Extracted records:
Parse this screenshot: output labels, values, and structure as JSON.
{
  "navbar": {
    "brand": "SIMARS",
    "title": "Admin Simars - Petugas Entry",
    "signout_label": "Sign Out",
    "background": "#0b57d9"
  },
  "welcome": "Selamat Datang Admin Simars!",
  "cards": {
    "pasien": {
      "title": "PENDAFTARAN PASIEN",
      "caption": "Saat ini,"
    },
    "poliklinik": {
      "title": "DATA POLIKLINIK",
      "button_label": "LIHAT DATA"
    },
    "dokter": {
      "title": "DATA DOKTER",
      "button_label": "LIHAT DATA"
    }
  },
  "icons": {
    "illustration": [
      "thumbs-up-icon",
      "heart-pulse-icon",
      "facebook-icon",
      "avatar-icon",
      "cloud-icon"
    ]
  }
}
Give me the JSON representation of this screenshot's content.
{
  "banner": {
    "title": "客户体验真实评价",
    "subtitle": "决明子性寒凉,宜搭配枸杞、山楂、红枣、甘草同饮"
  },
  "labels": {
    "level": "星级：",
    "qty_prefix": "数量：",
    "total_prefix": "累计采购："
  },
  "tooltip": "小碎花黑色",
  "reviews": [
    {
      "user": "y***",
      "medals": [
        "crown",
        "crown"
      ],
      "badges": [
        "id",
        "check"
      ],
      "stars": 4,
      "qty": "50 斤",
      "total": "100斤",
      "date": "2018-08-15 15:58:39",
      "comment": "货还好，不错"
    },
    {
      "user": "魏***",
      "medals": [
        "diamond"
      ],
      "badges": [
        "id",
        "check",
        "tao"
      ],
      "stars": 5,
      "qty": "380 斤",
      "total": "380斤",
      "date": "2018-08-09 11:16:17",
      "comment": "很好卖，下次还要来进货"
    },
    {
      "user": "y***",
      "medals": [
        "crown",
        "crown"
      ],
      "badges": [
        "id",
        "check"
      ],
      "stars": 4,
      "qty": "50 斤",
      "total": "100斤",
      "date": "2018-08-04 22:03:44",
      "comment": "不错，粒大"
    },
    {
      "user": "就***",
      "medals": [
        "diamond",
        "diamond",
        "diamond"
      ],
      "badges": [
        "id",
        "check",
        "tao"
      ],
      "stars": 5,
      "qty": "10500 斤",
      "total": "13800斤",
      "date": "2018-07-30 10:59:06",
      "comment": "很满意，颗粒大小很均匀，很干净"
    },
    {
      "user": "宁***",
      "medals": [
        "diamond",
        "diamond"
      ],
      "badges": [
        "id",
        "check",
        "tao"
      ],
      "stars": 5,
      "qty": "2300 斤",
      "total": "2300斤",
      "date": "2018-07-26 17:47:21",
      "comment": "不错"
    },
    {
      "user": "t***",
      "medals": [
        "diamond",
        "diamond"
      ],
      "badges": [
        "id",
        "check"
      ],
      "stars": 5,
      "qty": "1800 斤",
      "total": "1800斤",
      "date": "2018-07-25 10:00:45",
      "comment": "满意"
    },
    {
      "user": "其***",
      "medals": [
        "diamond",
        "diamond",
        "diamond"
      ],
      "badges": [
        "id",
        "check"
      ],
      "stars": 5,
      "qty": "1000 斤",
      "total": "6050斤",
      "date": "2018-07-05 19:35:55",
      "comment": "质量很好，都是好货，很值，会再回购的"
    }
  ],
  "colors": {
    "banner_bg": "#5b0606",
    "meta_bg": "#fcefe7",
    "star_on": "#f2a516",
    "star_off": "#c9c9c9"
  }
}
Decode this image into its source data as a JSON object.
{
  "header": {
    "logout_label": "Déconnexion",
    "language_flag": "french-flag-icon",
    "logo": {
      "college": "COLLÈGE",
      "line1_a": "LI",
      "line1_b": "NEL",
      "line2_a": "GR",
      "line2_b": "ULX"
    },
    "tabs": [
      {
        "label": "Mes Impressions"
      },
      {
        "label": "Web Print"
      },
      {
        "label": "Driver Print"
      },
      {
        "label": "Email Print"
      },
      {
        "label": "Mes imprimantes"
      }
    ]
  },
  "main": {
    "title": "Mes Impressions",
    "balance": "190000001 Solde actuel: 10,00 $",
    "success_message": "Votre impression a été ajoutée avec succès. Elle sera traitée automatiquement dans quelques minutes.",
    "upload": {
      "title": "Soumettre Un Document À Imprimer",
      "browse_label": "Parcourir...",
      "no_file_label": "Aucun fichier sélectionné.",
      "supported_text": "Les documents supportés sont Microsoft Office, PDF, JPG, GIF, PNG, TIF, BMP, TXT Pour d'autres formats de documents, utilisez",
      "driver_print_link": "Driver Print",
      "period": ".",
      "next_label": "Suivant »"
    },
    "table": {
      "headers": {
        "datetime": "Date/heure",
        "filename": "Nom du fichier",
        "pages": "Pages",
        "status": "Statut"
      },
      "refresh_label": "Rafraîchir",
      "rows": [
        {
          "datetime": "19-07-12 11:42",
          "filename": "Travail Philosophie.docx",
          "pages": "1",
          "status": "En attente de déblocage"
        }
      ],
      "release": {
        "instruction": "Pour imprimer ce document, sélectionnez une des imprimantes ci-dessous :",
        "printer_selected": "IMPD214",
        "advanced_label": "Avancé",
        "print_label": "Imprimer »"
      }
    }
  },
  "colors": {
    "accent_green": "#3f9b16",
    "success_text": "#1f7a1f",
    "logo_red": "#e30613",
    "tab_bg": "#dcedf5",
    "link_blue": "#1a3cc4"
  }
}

## WHAT IS EXPECTED
Take the listing above and write it out again exactly.

## THE RESPONSE
Parse this screenshot: output labels, values, and structure as JSON.
{
  "navbar": {
    "brand": "SIMARS",
    "title": "Admin Simars - Petugas Entry",
    "signout_label": "Sign Out",
    "background": "#0b57d9"
  },
  "welcome": "Selamat Datang Admin Simars!",
  "cards": {
    "pasien": {
      "title": "PENDAFTARAN PASIEN",
      "caption": "Saat ini,"
    },
    "poliklinik": {
      "title": "DATA POLIKLINIK",
      "button_label": "LIHAT DATA"
    },
    "dokter": {
      "title": "DATA DOKTER",
      "button_label": "LIHAT DATA"
    }
  },
  "icons": {
    "illustration": [
      "thumbs-up-icon",
      "heart-pulse-icon",
      "facebook-icon",
      "avatar-icon",
      "cloud-icon"
    ]
  }
}
Give me the JSON representation of this screenshot's content.
{
  "banner": {
    "title": "客户体验真实评价",
    "subtitle": "决明子性寒凉,宜搭配枸杞、山楂、红枣、甘草同饮"
  },
  "labels": {
    "level": "星级：",
    "qty_prefix": "数量：",
    "total_prefix": "累计采购："
  },
  "tooltip": "小碎花黑色",
  "reviews": [
    {
      "user": "y***",
      "medals": [
        "crown",
        "crown"
      ],
      "badges": [
        "id",
        "check"
      ],
      "stars": 4,
      "qty": "50 斤",
      "total": "100斤",
      "date": "2018-08-15 15:58:39",
      "comment": "货还好，不错"
    },
    {
      "user": "魏***",
      "medals": [
        "diamond"
      ],
      "badges": [
        "id",
        "check",
        "tao"
      ],
      "stars": 5,
      "qty": "380 斤",
      "total": "380斤",
      "date": "2018-08-09 11:16:17",
      "comment": "很好卖，下次还要来进货"
    },
    {
      "user": "y***",
      "medals": [
        "crown",
        "crown"
      ],
      "badges": [
        "id",
        "check"
      ],
      "stars": 4,
      "qty": "50 斤",
      "total": "100斤",
      "date": "2018-08-04 22:03:44",
      "comment": "不错，粒大"
    },
    {
      "user": "就***",
      "medals": [
        "diamond",
        "diamond",
        "diamond"
      ],
      "badges": [
        "id",
        "check",
        "tao"
      ],
      "stars": 5,
      "qty": "10500 斤",
      "total": "13800斤",
      "date": "2018-07-30 10:59:06",
      "comment": "很满意，颗粒大小很均匀，很干净"
    },
    {
      "user": "宁***",
      "medals": [
        "diamond",
        "diamond"
      ],
      "badges": [
        "id",
        "check",
        "tao"
      ],
      "stars": 5,
      "qty": "2300 斤",
      "total": "2300斤",
      "date": "2018-07-26 17:47:21",
      "comment": "不错"
    },
    {
      "user": "t***",
      "medals": [
        "diamond",
        "diamond"
      ],
      "badges": [
        "id",
        "check"
      ],
      "stars": 5,
      "qty": "1800 斤",
      "total": "1800斤",
      "date": "2018-07-25 10:00:45",
      "comment": "满意"
    },
    {
      "user": "其***",
      "medals": [
        "diamond",
        "diamond",
        "diamond"
      ],
      "badges": [
        "id",
        "check"
      ],
      "stars": 5,
      "qty": "1000 斤",
      "total": "6050斤",
      "date": "2018-07-05 19:35:55",
      "comment": "质量很好，都是好货，很值，会再回购的"
    }
  ],
  "colors": {
    "banner_bg": "#5b0606",
    "meta_bg": "#fcefe7",
    "star_on": "#f2a516",
    "star_off": "#c9c9c9"
  }
}
Decode this image into its source data as a JSON object.
{
  "header": {
    "logout_label": "Déconnexion",
    "language_flag": "french-flag-icon",
    "logo": {
      "college": "COLLÈGE",
      "line1_a": "LI",
      "line1_b": "NEL",
      "line2_a": "GR",
      "line2_b": "ULX"
    },
    "tabs": [
      {
        "label": "Mes Impressions"
      },
      {
        "label": "Web Print"
      },
      {
        "label": "Driver Print"
      },
      {
        "label": "Email Print"
      },
      {
        "label": "Mes imprimantes"
      }
    ]
  },
  "main": {
    "title": "Mes Impressions",
    "balance": "190000001 Solde actuel: 10,00 $",
    "success_message": "Votre impression a été ajoutée avec succès. Elle sera traitée automatiquement dans quelques minutes.",
    "upload": {
      "title": "Soumettre Un Document À Imprimer",
      "browse_label": "Parcourir...",
      "no_file_label": "Aucun fichier sélectionné.",
      "supported_text": "Les documents supportés sont Microsoft Office, PDF, JPG, GIF, PNG, TIF, BMP, TXT Pour d'autres formats de documents, utilisez",
      "driver_print_link": "Driver Print",
      "period": ".",
      "next_label": "Suivant »"
    },
    "table": {
      "headers": {
        "datetime": "Date/heure",
        "filename": "Nom du fichier",
        "pages": "Pages",
        "status": "Statut"
      },
      "refresh_label": "Rafraîchir",
      "rows": [
        {
          "datetime": "19-07-12 11:42",
          "filename": "Travail Philosophie.docx",
          "pages": "1",
          "status": "En attente de déblocage"
        }
      ],
      "release": {
        "instruction": "Pour imprimer ce document, sélectionnez une des imprimantes ci-dessous :",
        "printer_selected": "IMPD214",
        "advanced_label": "Avancé",
        "print_label": "Imprimer »"
      }
    }
  },
  "colors": {
    "accent_green": "#3f9b16",
    "success_text": "#1f7a1f",
    "logo_red": "#e30613",
    "tab_bg": "#dcedf5",
    "link_blue": "#1a3cc4"
  }
}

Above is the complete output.